▶ EXERCISE TASK:
Repeat the line that contains "Output the underlying" and all lines after it through the end, exactly as they are, minus the pictures.

▶ DATA:
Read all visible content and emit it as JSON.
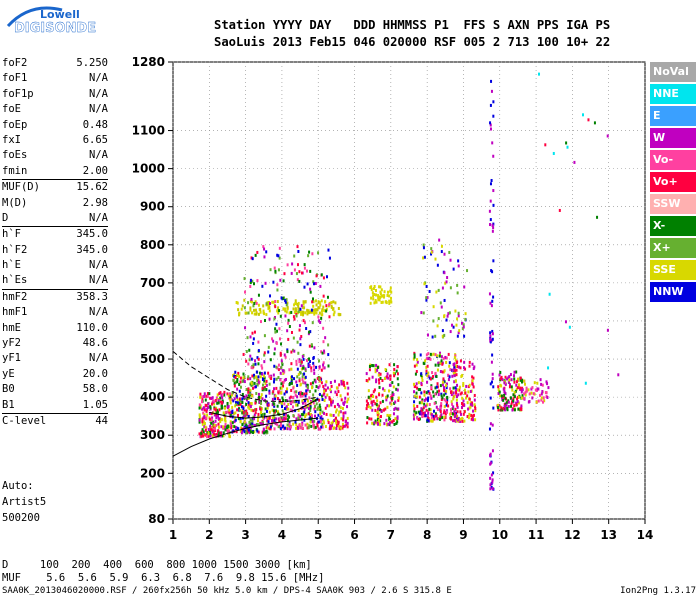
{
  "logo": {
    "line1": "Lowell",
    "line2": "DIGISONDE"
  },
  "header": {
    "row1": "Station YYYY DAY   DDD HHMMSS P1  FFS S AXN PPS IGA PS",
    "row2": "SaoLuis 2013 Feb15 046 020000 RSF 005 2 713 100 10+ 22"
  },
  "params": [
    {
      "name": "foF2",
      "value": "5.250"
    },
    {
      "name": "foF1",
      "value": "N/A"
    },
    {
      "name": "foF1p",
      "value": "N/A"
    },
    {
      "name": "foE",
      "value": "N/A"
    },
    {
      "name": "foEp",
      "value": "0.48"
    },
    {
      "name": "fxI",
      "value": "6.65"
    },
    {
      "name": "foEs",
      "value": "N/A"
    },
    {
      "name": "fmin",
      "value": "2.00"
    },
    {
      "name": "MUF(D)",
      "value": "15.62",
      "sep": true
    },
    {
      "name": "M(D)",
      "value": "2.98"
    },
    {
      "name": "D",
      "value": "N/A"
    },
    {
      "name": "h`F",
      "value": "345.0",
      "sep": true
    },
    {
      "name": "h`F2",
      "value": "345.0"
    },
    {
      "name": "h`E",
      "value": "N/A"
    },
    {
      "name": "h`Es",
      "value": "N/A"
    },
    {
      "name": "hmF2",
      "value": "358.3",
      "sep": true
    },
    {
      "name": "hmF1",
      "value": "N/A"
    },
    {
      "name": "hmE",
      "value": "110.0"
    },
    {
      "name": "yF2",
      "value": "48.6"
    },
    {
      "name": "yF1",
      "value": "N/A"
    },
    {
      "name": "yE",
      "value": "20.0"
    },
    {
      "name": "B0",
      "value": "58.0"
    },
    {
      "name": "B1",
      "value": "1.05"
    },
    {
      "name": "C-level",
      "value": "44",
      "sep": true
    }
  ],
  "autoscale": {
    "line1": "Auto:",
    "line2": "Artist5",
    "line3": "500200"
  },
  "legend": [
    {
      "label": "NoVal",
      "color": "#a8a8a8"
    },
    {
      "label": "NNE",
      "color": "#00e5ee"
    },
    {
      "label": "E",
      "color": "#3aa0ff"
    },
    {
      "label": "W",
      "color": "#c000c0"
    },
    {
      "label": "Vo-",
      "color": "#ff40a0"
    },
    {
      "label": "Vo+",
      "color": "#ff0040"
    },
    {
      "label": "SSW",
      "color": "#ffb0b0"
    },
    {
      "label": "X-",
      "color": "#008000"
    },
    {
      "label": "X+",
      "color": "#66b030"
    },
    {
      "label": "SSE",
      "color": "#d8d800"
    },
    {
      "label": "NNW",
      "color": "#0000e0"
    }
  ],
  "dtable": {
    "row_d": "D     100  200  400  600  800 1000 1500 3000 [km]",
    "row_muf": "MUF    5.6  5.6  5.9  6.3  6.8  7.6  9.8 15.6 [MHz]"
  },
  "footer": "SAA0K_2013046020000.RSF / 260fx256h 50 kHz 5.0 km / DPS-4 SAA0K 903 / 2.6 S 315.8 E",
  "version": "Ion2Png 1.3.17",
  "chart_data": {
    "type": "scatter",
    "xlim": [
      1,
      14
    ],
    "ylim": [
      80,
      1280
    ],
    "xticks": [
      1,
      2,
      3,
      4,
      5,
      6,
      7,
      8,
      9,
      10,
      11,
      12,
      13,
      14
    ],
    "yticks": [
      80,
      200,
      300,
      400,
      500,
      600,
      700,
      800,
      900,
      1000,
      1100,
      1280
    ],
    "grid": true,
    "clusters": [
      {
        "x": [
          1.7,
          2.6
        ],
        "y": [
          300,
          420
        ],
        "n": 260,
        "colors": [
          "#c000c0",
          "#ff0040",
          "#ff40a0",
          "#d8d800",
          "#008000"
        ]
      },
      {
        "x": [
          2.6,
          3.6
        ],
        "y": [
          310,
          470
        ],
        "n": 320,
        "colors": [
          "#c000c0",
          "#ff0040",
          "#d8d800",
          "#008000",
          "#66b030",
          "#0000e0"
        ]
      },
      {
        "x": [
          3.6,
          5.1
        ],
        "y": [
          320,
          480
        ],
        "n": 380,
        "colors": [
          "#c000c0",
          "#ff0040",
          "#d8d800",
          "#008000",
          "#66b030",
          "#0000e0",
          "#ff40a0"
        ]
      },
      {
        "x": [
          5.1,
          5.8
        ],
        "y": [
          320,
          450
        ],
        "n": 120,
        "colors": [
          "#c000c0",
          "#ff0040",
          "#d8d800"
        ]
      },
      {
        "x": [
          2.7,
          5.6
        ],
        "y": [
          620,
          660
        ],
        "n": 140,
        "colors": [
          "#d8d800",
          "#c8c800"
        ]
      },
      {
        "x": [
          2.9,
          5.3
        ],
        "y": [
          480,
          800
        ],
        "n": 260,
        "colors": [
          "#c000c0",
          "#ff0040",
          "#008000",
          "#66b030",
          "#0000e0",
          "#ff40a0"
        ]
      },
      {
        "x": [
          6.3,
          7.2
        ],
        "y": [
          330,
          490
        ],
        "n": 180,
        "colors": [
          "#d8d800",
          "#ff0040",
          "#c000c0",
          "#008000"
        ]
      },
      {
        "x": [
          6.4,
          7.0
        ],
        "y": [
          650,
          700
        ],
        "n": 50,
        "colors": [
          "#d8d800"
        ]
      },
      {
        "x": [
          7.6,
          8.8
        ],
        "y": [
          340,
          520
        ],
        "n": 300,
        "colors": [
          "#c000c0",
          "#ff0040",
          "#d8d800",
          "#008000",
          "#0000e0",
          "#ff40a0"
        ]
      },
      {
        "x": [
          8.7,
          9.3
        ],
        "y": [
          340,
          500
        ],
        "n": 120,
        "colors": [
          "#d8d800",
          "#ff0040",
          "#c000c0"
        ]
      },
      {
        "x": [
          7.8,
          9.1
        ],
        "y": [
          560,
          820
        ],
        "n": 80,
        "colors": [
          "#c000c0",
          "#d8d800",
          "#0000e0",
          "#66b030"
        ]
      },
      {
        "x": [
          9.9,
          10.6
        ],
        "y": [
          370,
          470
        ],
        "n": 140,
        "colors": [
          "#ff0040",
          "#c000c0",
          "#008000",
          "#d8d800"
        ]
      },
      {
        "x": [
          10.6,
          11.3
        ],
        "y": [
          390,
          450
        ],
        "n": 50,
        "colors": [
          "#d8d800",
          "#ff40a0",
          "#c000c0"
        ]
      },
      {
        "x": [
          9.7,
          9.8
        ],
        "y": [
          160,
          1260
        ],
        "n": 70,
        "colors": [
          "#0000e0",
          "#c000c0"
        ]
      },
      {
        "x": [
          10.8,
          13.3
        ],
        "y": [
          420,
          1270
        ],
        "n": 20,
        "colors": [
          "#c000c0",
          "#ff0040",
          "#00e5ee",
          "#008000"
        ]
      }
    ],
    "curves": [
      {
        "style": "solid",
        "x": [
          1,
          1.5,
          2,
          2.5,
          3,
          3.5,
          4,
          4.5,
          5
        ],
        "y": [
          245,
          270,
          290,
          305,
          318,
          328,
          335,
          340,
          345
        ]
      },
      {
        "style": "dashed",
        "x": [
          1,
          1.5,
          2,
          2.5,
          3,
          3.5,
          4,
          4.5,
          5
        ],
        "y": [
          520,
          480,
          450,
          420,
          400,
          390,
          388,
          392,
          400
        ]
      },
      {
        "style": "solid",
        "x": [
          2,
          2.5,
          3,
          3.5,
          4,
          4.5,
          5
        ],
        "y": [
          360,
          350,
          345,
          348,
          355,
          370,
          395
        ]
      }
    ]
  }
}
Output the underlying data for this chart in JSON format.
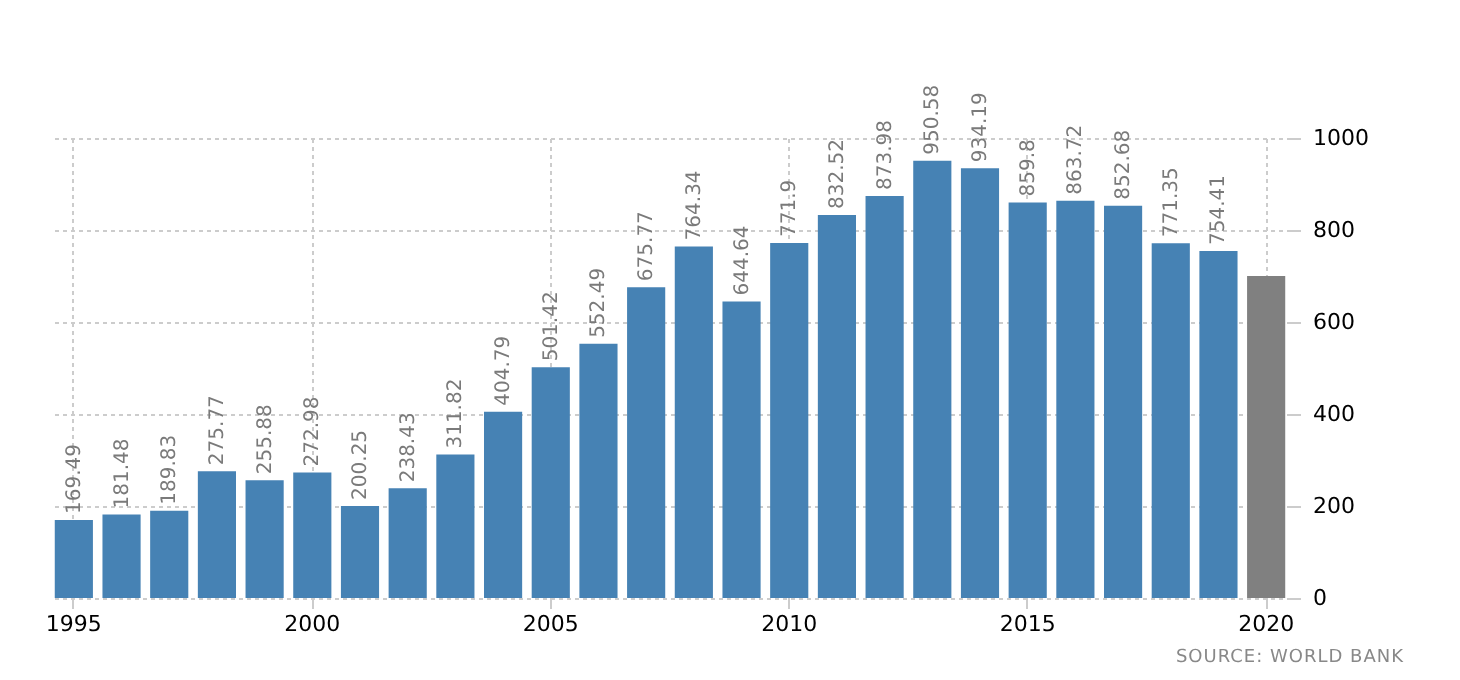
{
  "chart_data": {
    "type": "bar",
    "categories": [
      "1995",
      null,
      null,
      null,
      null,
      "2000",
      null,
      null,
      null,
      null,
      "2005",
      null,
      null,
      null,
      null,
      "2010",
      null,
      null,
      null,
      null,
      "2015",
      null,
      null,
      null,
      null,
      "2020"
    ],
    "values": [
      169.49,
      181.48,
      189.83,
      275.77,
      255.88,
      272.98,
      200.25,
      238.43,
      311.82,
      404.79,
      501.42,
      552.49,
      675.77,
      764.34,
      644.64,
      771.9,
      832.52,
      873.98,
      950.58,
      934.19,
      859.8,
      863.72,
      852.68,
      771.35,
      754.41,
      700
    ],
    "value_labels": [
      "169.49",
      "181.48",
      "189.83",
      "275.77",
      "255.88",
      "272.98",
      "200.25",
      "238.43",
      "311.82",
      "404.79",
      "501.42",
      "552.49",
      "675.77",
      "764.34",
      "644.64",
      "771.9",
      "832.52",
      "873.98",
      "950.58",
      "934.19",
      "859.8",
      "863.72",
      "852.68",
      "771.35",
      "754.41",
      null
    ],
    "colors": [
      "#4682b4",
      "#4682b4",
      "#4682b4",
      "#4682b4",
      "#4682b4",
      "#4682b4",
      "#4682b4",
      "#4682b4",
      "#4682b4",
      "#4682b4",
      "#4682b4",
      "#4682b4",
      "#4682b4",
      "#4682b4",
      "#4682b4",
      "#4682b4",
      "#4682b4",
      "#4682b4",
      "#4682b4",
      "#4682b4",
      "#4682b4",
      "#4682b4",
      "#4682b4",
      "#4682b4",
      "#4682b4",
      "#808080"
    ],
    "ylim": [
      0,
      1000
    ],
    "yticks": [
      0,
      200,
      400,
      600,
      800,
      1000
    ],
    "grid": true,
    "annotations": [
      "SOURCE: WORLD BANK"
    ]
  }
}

▶ ANSWER TO THE EXERCISE:
Output the underlying data for this chart in JSON format.
{
  "chart_data": {
    "type": "bar",
    "categories": [
      "1995",
      null,
      null,
      null,
      null,
      "2000",
      null,
      null,
      null,
      null,
      "2005",
      null,
      null,
      null,
      null,
      "2010",
      null,
      null,
      null,
      null,
      "2015",
      null,
      null,
      null,
      null,
      "2020"
    ],
    "values": [
      169.49,
      181.48,
      189.83,
      275.77,
      255.88,
      272.98,
      200.25,
      238.43,
      311.82,
      404.79,
      501.42,
      552.49,
      675.77,
      764.34,
      644.64,
      771.9,
      832.52,
      873.98,
      950.58,
      934.19,
      859.8,
      863.72,
      852.68,
      771.35,
      754.41,
      700
    ],
    "value_labels": [
      "169.49",
      "181.48",
      "189.83",
      "275.77",
      "255.88",
      "272.98",
      "200.25",
      "238.43",
      "311.82",
      "404.79",
      "501.42",
      "552.49",
      "675.77",
      "764.34",
      "644.64",
      "771.9",
      "832.52",
      "873.98",
      "950.58",
      "934.19",
      "859.8",
      "863.72",
      "852.68",
      "771.35",
      "754.41",
      null
    ],
    "colors": [
      "#4682b4",
      "#4682b4",
      "#4682b4",
      "#4682b4",
      "#4682b4",
      "#4682b4",
      "#4682b4",
      "#4682b4",
      "#4682b4",
      "#4682b4",
      "#4682b4",
      "#4682b4",
      "#4682b4",
      "#4682b4",
      "#4682b4",
      "#4682b4",
      "#4682b4",
      "#4682b4",
      "#4682b4",
      "#4682b4",
      "#4682b4",
      "#4682b4",
      "#4682b4",
      "#4682b4",
      "#4682b4",
      "#808080"
    ],
    "ylim": [
      0,
      1000
    ],
    "yticks": [
      0,
      200,
      400,
      600,
      800,
      1000
    ],
    "grid": true,
    "annotations": [
      "SOURCE: WORLD BANK"
    ]
  }
}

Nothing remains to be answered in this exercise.